→ **Input for this task**
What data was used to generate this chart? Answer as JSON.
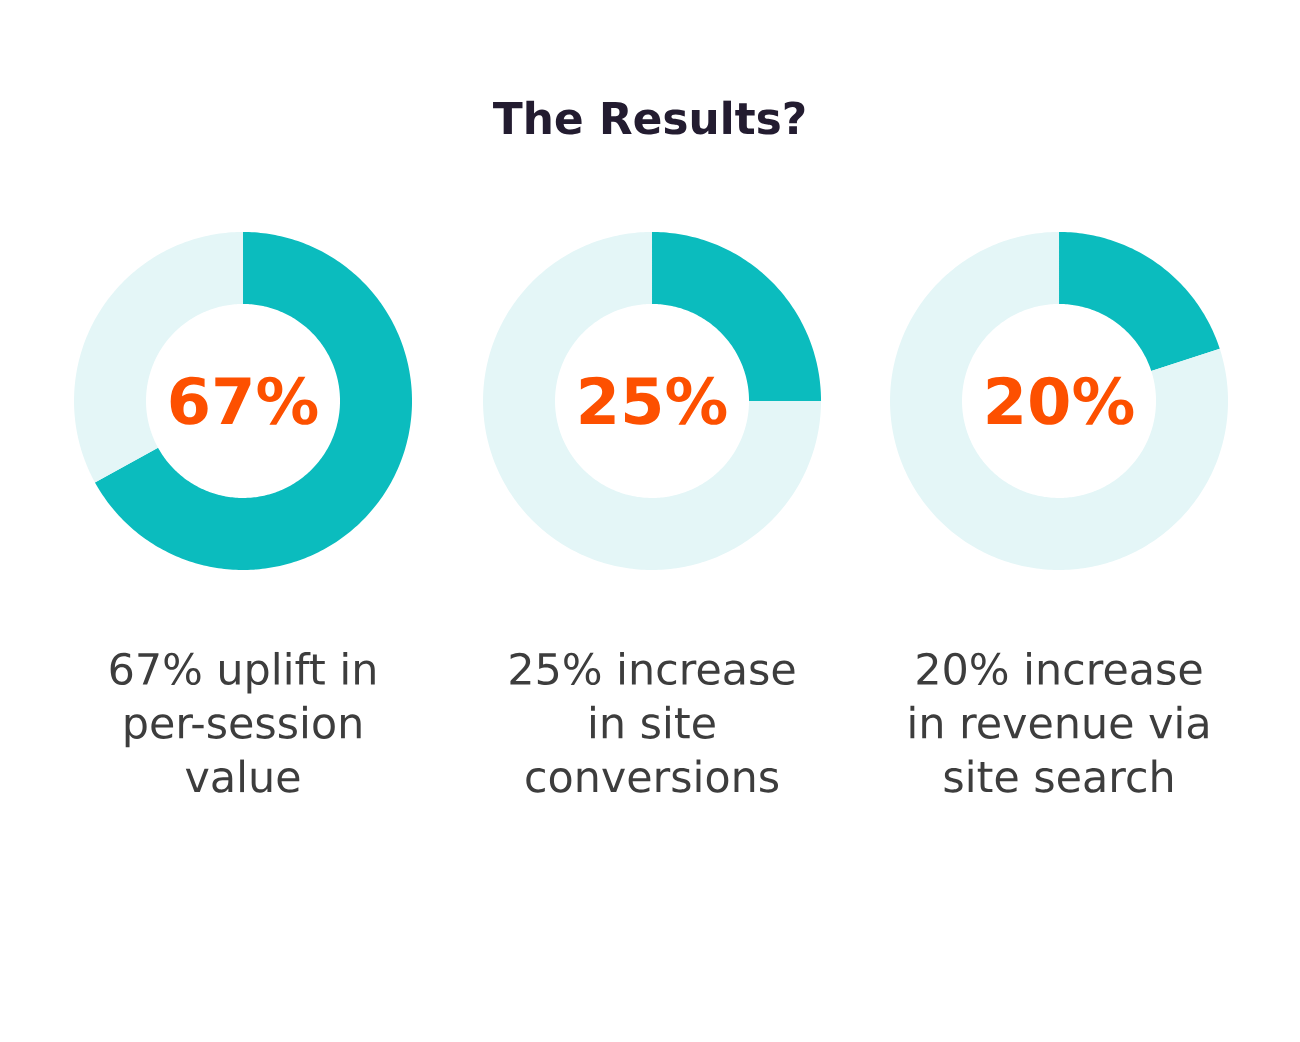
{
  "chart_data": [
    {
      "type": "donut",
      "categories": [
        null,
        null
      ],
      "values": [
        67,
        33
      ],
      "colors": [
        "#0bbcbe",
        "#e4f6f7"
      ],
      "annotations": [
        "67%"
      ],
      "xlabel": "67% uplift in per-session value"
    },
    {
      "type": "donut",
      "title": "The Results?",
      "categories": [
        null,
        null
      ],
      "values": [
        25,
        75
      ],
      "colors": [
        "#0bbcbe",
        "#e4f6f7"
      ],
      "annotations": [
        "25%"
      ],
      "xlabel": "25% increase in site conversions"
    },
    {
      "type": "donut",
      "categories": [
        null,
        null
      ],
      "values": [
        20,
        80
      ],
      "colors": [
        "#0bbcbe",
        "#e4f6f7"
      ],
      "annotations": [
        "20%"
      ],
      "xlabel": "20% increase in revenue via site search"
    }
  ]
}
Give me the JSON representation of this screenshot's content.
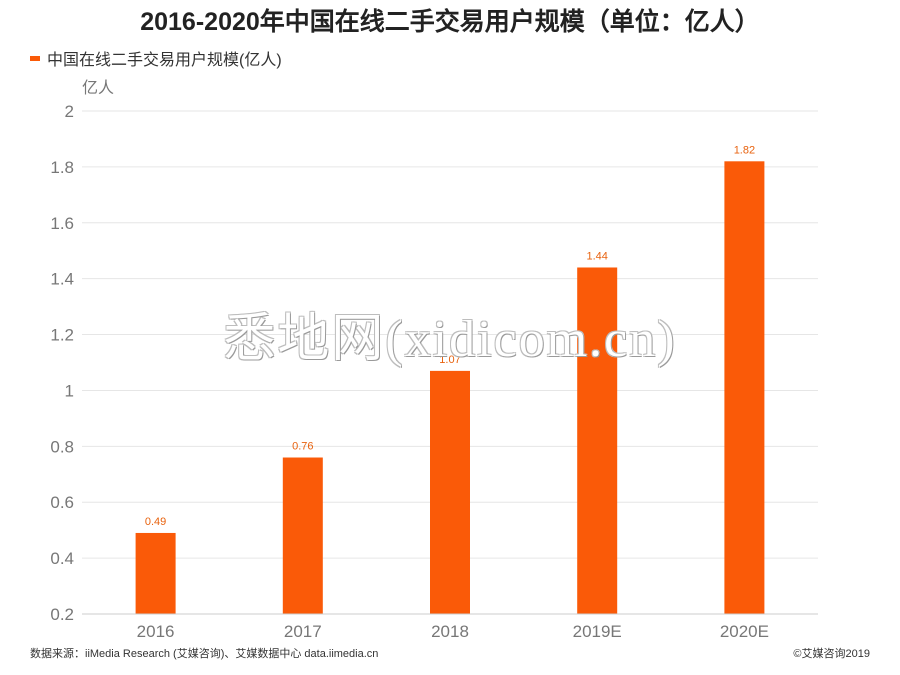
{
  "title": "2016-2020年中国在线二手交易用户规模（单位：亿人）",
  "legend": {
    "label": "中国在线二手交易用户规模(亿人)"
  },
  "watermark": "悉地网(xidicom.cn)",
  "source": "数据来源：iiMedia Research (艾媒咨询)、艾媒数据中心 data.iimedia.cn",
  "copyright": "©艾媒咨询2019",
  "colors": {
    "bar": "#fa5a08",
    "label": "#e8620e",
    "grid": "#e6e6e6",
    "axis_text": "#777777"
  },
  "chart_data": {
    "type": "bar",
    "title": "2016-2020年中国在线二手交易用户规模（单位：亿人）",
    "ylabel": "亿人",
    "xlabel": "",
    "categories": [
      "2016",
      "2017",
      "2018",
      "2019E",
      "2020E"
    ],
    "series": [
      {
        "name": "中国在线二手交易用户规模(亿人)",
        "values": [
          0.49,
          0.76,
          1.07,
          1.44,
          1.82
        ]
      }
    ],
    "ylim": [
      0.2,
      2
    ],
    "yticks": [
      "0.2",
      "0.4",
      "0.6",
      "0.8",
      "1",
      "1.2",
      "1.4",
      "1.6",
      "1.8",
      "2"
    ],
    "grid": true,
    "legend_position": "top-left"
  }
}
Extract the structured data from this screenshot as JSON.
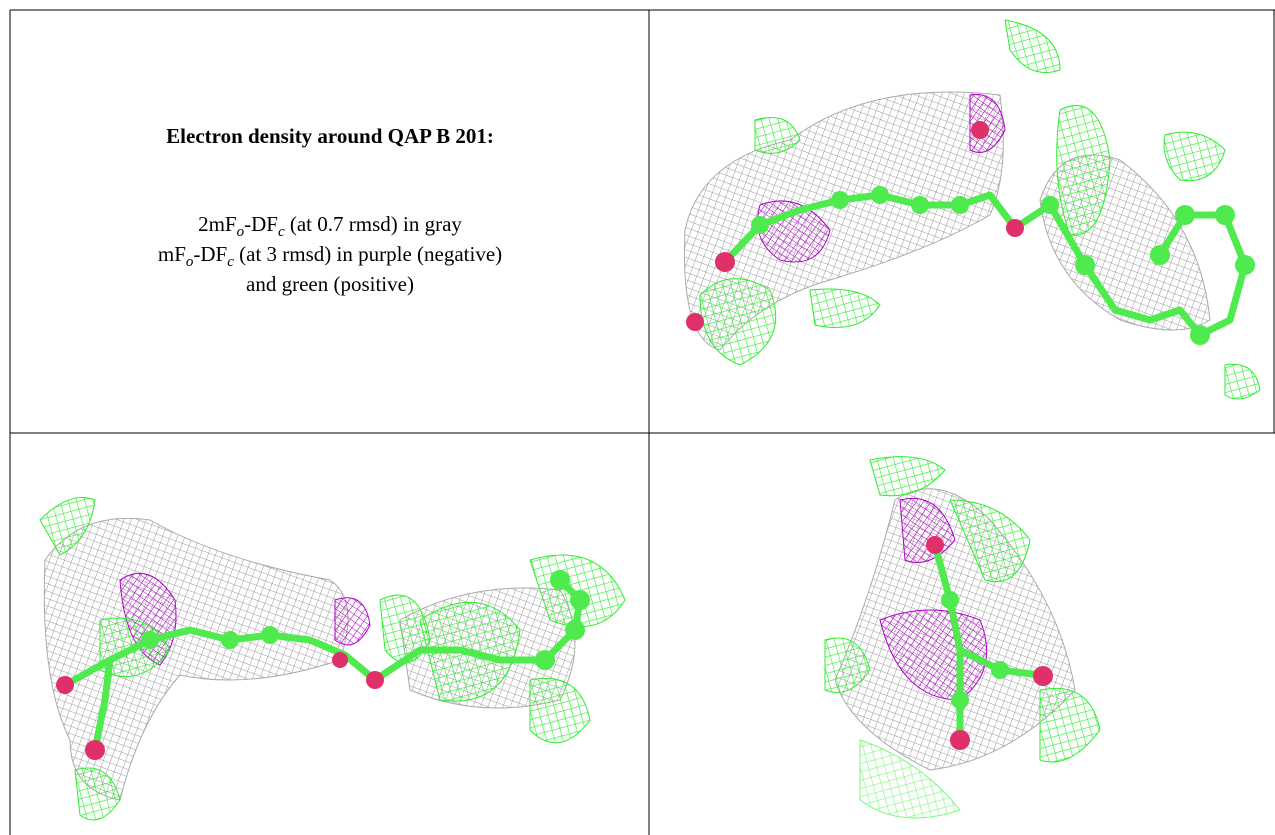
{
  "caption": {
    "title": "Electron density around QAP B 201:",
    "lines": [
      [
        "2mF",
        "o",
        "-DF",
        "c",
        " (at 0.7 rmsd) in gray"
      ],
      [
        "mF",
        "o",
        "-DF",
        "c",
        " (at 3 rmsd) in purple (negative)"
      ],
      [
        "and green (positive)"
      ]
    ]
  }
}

→ **Aim of the task**
Extract the run of lines beginning with the line that holds "Extract the structured" and ending at the last line of the data, inclusive. Exclude any pictures from the copy.

→ **Task solution**
Extract the structured data from this screenshot as JSON.
{
  "caption": {
    "title": "Electron density around QAP B 201:",
    "lines": [
      [
        "2mF",
        "o",
        "-DF",
        "c",
        " (at 0.7 rmsd) in gray"
      ],
      [
        "mF",
        "o",
        "-DF",
        "c",
        " (at 3 rmsd) in purple (negative)"
      ],
      [
        "and green (positive)"
      ]
    ]
  }
}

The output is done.